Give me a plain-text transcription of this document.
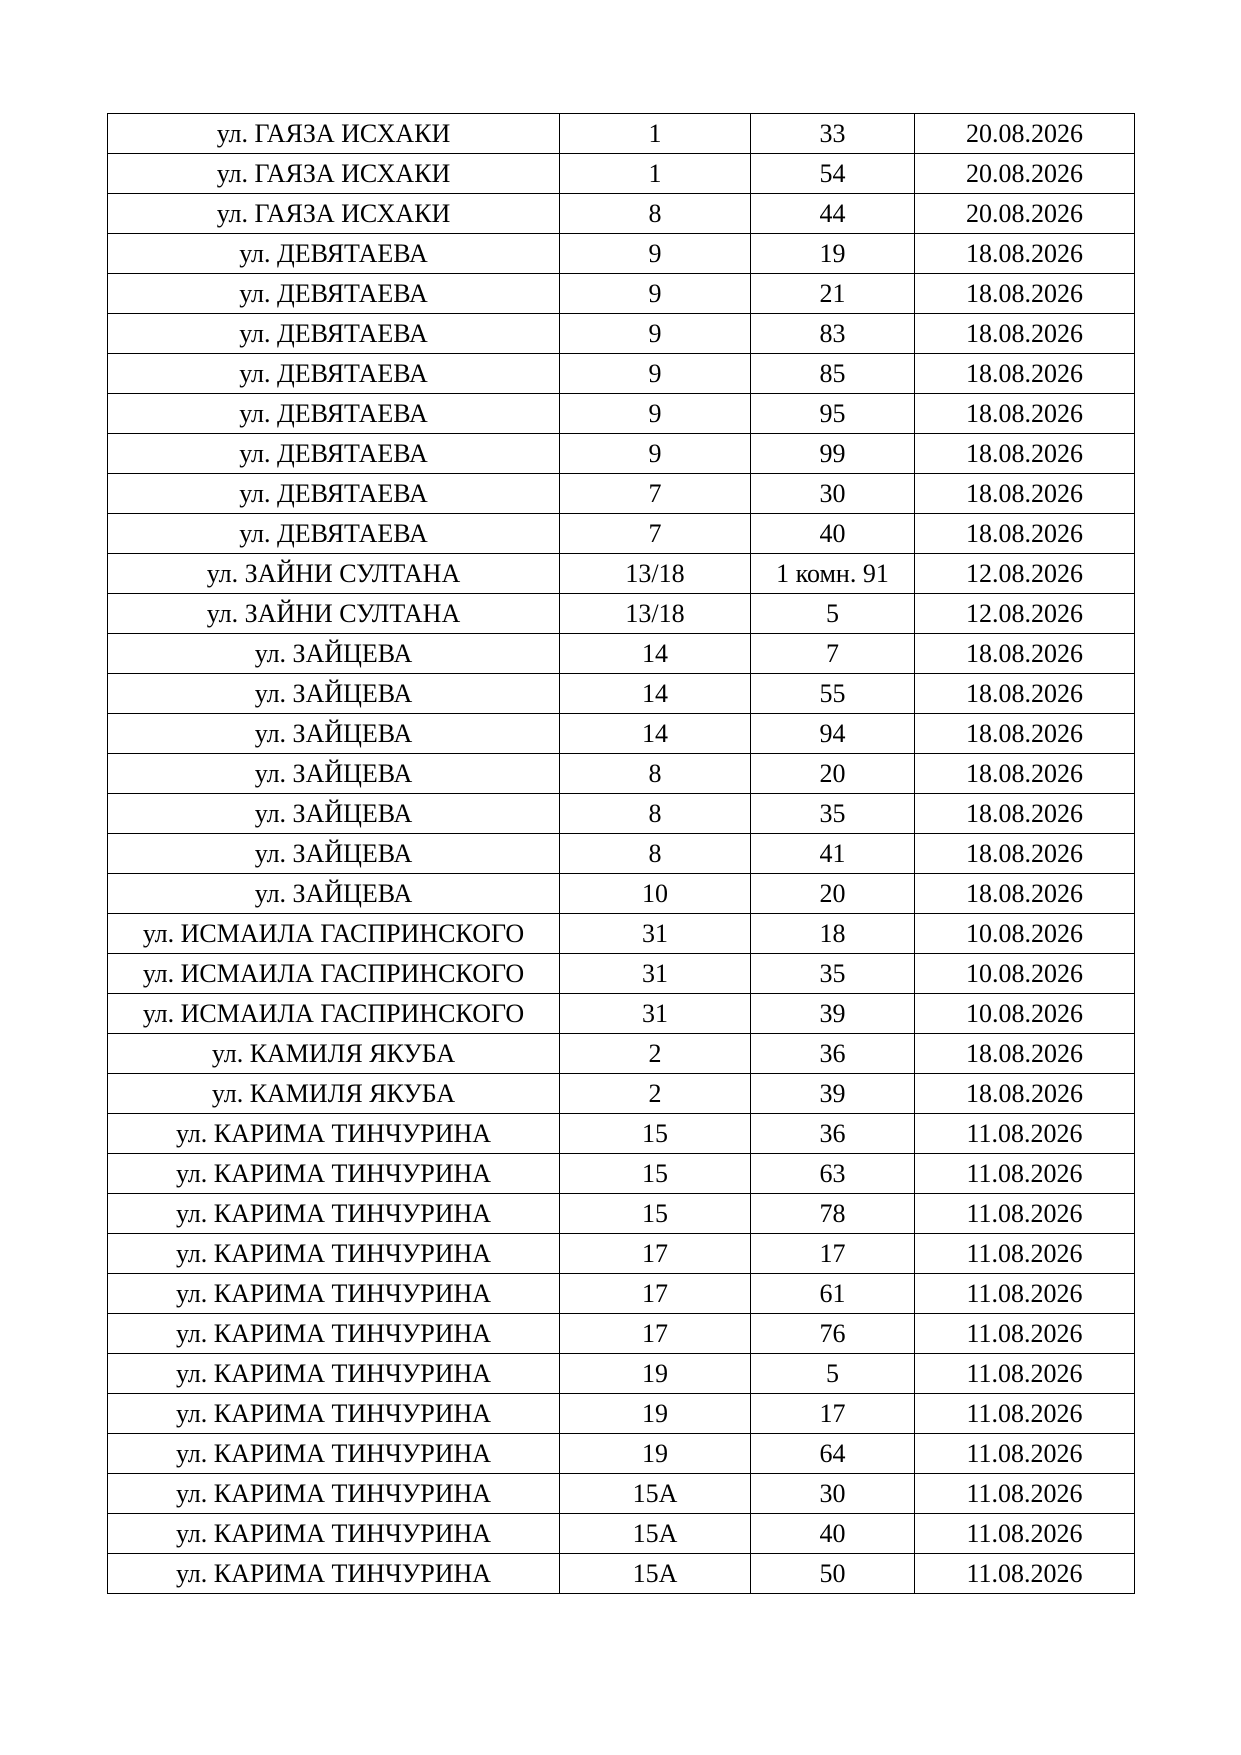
ул. ГАЯЗА ИСХАКИ	1	33	20.08.2026
ул. ГАЯЗА ИСХАКИ	1	54	20.08.2026
ул. ГАЯЗА ИСХАКИ	8	44	20.08.2026
ул. ДЕВЯТАЕВА	9	19	18.08.2026
ул. ДЕВЯТАЕВА	9	21	18.08.2026
ул. ДЕВЯТАЕВА	9	83	18.08.2026
ул. ДЕВЯТАЕВА	9	85	18.08.2026
ул. ДЕВЯТАЕВА	9	95	18.08.2026
ул. ДЕВЯТАЕВА	9	99	18.08.2026
ул. ДЕВЯТАЕВА	7	30	18.08.2026
ул. ДЕВЯТАЕВА	7	40	18.08.2026
ул. ЗАЙНИ СУЛТАНА	13/18	1 комн. 91	12.08.2026
ул. ЗАЙНИ СУЛТАНА	13/18	5	12.08.2026
ул. ЗАЙЦЕВА	14	7	18.08.2026
ул. ЗАЙЦЕВА	14	55	18.08.2026
ул. ЗАЙЦЕВА	14	94	18.08.2026
ул. ЗАЙЦЕВА	8	20	18.08.2026
ул. ЗАЙЦЕВА	8	35	18.08.2026
ул. ЗАЙЦЕВА	8	41	18.08.2026
ул. ЗАЙЦЕВА	10	20	18.08.2026
ул. ИСМАИЛА ГАСПРИНСКОГО	31	18	10.08.2026
ул. ИСМАИЛА ГАСПРИНСКОГО	31	35	10.08.2026
ул. ИСМАИЛА ГАСПРИНСКОГО	31	39	10.08.2026
ул. КАМИЛЯ ЯКУБА	2	36	18.08.2026
ул. КАМИЛЯ ЯКУБА	2	39	18.08.2026
ул. КАРИМА ТИНЧУРИНА	15	36	11.08.2026
ул. КАРИМА ТИНЧУРИНА	15	63	11.08.2026
ул. КАРИМА ТИНЧУРИНА	15	78	11.08.2026
ул. КАРИМА ТИНЧУРИНА	17	17	11.08.2026
ул. КАРИМА ТИНЧУРИНА	17	61	11.08.2026
ул. КАРИМА ТИНЧУРИНА	17	76	11.08.2026
ул. КАРИМА ТИНЧУРИНА	19	5	11.08.2026
ул. КАРИМА ТИНЧУРИНА	19	17	11.08.2026
ул. КАРИМА ТИНЧУРИНА	19	64	11.08.2026
ул. КАРИМА ТИНЧУРИНА	15А	30	11.08.2026
ул. КАРИМА ТИНЧУРИНА	15А	40	11.08.2026
ул. КАРИМА ТИНЧУРИНА	15А	50	11.08.2026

-.-.-

● **WHAT TO PRODUCE**: Show the lines where the word "ДЕВЯТАЕВА" appears in the entries.

● **EXERCISE ANSWER**:
ул. ДЕВЯТАЕВА	9	19	18.08.2026
ул. ДЕВЯТАЕВА	9	21	18.08.2026
ул. ДЕВЯТАЕВА	9	83	18.08.2026
ул. ДЕВЯТАЕВА	9	85	18.08.2026
ул. ДЕВЯТАЕВА	9	95	18.08.2026
ул. ДЕВЯТАЕВА	9	99	18.08.2026
ул. ДЕВЯТАЕВА	7	30	18.08.2026
ул. ДЕВЯТАЕВА	7	40	18.08.2026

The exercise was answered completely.